- **PROBLEM TO SOLVE**
Show only lines that include "Percentage".

++++ INPUT MATERIAL ++++

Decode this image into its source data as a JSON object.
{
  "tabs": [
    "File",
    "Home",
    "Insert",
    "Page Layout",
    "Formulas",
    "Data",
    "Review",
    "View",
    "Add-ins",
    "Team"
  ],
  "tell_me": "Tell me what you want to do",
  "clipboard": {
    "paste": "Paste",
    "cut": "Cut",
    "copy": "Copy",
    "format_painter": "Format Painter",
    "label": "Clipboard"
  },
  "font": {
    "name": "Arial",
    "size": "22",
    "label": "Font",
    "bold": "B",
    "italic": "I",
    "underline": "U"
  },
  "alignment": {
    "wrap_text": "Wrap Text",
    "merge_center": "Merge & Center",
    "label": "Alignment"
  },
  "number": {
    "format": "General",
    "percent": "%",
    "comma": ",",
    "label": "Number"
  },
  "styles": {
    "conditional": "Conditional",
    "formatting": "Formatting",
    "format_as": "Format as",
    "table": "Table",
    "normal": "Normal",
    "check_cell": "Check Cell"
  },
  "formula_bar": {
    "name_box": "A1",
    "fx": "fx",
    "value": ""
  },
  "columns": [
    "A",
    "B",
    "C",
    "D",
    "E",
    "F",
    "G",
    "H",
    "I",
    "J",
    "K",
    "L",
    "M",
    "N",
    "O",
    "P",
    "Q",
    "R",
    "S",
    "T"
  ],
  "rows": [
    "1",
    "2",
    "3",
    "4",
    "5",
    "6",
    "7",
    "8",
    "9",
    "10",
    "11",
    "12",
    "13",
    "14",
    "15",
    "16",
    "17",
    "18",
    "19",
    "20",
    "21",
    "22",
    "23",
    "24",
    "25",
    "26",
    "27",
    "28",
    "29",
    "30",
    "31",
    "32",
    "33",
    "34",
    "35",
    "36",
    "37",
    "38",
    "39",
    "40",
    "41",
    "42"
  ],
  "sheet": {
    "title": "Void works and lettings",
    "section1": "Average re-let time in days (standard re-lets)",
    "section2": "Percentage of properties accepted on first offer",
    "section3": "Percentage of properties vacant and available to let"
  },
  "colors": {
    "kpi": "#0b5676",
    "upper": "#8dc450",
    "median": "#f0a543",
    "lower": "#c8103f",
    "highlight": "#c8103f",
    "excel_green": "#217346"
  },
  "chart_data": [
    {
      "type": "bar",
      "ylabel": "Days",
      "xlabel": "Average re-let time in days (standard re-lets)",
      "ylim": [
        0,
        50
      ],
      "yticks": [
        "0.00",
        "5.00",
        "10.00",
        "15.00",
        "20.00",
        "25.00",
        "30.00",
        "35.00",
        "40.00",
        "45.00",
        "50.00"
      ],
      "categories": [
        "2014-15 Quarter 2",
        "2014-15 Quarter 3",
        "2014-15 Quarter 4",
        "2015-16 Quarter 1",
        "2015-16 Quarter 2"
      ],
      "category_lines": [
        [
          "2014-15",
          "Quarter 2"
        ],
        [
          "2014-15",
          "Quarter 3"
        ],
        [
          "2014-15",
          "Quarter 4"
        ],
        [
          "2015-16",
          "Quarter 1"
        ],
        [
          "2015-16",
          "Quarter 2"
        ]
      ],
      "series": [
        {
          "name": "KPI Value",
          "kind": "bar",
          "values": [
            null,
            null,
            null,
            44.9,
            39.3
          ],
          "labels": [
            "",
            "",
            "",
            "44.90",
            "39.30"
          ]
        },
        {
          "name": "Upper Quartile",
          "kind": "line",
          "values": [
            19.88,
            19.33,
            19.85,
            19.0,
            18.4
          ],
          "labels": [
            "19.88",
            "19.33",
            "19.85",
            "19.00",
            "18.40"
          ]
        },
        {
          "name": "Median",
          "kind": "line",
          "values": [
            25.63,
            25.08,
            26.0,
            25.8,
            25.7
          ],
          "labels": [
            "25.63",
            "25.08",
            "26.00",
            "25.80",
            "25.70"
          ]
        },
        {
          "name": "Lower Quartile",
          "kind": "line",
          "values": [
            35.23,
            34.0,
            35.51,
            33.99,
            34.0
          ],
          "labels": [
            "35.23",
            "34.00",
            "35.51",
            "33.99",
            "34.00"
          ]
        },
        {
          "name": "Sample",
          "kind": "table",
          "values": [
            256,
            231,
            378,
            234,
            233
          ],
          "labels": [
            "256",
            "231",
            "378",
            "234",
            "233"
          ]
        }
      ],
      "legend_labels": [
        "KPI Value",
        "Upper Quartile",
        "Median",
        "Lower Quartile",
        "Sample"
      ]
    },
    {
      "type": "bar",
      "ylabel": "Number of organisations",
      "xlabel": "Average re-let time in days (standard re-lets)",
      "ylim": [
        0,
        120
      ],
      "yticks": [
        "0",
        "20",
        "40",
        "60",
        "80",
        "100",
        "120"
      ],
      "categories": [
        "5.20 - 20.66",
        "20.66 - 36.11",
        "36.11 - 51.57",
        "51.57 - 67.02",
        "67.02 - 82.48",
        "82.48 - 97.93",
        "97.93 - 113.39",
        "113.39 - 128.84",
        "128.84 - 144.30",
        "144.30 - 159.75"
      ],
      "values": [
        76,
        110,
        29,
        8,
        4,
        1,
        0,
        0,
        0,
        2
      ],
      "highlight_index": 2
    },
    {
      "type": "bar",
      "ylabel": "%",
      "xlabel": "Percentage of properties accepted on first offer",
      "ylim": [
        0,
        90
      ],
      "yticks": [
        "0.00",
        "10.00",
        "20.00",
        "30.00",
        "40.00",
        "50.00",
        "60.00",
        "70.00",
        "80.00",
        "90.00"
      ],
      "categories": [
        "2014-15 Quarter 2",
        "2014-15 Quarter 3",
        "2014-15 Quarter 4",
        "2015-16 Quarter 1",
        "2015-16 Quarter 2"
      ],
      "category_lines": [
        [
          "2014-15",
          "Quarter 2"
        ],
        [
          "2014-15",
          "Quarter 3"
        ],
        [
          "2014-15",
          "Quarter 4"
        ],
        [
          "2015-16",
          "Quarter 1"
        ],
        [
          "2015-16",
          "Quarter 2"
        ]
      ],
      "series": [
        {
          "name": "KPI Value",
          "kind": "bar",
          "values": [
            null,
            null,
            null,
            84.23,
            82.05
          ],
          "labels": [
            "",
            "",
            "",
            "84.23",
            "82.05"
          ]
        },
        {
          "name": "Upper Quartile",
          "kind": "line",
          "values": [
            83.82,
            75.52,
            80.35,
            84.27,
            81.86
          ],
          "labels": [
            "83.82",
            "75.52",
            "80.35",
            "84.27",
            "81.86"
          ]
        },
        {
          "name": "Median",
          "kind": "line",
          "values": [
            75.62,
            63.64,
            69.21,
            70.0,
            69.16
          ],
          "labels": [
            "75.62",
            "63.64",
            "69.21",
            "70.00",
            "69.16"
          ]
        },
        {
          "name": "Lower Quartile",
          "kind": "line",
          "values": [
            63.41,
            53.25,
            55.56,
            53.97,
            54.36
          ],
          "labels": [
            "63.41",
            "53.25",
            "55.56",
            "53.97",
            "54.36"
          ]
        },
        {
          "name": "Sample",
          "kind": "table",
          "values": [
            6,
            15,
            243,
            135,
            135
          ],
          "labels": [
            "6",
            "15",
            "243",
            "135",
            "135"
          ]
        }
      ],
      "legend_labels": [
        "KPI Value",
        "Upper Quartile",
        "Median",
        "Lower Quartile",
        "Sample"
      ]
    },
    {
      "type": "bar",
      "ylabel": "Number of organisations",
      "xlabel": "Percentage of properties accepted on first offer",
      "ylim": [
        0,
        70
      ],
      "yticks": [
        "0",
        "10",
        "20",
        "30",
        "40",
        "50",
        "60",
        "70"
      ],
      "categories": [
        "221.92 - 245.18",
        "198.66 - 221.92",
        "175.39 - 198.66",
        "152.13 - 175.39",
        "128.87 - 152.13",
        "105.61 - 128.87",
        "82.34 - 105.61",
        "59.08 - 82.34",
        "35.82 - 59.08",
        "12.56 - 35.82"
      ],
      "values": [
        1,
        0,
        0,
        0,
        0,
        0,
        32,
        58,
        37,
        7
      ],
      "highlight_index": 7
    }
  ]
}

++++

- **ANSWER BELOW**
    "section2": "Percentage of properties accepted on first offer",
    "section3": "Percentage of properties vacant and available to let"
      "xlabel": "Percentage of properties accepted on first offer",
      "xlabel": "Percentage of properties accepted on first offer",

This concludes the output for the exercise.